***** Listing

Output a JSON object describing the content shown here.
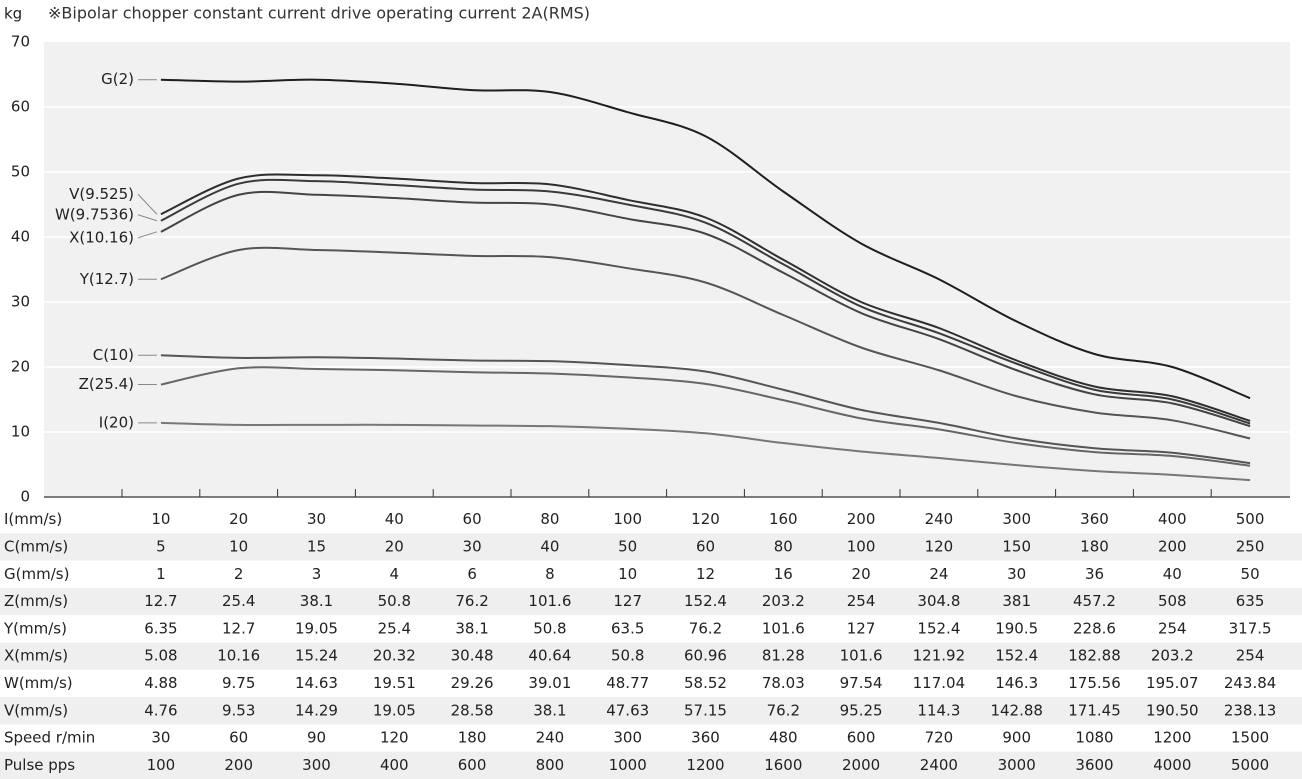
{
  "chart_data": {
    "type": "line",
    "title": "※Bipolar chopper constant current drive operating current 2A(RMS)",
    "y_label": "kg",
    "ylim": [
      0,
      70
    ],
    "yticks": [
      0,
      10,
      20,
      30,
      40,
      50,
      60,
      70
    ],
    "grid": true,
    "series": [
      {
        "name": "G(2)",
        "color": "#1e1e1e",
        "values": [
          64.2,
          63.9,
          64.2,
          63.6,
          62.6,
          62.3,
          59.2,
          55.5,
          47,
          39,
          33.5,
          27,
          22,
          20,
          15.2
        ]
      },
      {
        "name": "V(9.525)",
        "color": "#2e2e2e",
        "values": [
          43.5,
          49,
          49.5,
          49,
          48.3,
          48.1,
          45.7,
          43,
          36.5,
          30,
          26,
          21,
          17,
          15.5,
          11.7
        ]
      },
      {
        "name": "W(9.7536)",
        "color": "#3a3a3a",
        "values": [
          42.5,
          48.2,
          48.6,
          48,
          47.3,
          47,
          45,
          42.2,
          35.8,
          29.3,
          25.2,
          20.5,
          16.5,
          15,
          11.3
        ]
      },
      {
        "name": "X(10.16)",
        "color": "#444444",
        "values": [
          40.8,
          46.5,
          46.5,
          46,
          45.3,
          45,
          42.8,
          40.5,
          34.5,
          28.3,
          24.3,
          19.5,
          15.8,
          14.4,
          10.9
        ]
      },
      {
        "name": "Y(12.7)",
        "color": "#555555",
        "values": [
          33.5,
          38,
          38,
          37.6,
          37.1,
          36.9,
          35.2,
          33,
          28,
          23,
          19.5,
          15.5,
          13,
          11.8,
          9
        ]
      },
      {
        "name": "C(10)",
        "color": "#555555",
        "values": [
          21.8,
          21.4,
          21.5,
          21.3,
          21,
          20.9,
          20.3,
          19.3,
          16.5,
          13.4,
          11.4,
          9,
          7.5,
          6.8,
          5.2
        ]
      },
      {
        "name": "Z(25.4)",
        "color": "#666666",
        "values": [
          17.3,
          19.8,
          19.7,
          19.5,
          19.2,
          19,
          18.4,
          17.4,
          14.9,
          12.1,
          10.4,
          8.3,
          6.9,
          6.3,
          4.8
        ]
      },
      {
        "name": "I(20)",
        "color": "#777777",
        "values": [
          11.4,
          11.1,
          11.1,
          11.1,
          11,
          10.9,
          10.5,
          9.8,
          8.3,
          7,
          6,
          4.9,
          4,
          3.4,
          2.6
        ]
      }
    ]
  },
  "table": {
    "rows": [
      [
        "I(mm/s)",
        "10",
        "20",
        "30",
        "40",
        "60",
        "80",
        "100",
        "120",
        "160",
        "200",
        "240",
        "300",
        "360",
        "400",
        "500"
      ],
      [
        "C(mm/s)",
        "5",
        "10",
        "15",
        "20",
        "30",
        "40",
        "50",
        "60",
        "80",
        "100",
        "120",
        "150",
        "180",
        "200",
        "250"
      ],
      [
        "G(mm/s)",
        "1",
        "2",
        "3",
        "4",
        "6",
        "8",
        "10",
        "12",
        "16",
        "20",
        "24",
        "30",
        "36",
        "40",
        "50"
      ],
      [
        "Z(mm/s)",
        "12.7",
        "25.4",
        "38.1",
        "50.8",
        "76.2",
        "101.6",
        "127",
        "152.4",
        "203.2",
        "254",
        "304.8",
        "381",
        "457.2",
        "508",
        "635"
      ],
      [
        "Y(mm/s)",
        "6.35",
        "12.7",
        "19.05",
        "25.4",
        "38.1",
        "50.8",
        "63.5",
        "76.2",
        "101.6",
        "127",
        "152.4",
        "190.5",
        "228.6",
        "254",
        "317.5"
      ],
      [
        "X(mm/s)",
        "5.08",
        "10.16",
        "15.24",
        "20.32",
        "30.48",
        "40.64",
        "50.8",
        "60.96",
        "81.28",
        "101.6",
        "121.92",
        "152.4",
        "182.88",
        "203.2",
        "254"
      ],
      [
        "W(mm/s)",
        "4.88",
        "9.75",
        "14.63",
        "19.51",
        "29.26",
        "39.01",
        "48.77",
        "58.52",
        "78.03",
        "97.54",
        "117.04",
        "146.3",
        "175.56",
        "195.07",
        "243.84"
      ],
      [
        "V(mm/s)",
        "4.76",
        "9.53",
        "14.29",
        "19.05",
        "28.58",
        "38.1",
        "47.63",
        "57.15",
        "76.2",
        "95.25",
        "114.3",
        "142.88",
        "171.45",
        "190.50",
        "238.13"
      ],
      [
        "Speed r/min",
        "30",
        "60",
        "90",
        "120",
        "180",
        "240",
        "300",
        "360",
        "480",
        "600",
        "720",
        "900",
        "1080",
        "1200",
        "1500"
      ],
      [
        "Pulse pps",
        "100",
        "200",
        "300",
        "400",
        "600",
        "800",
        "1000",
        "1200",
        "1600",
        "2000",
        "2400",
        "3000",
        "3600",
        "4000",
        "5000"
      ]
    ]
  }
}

**********

> _What is asked_:
Which lines in the records above contain the string "color"? Copy each one.

> _Full output_:
        "color": "#1e1e1e",
        "color": "#2e2e2e",
        "color": "#3a3a3a",
        "color": "#444444",
        "color": "#555555",
        "color": "#555555",
        "color": "#666666",
        "color": "#777777",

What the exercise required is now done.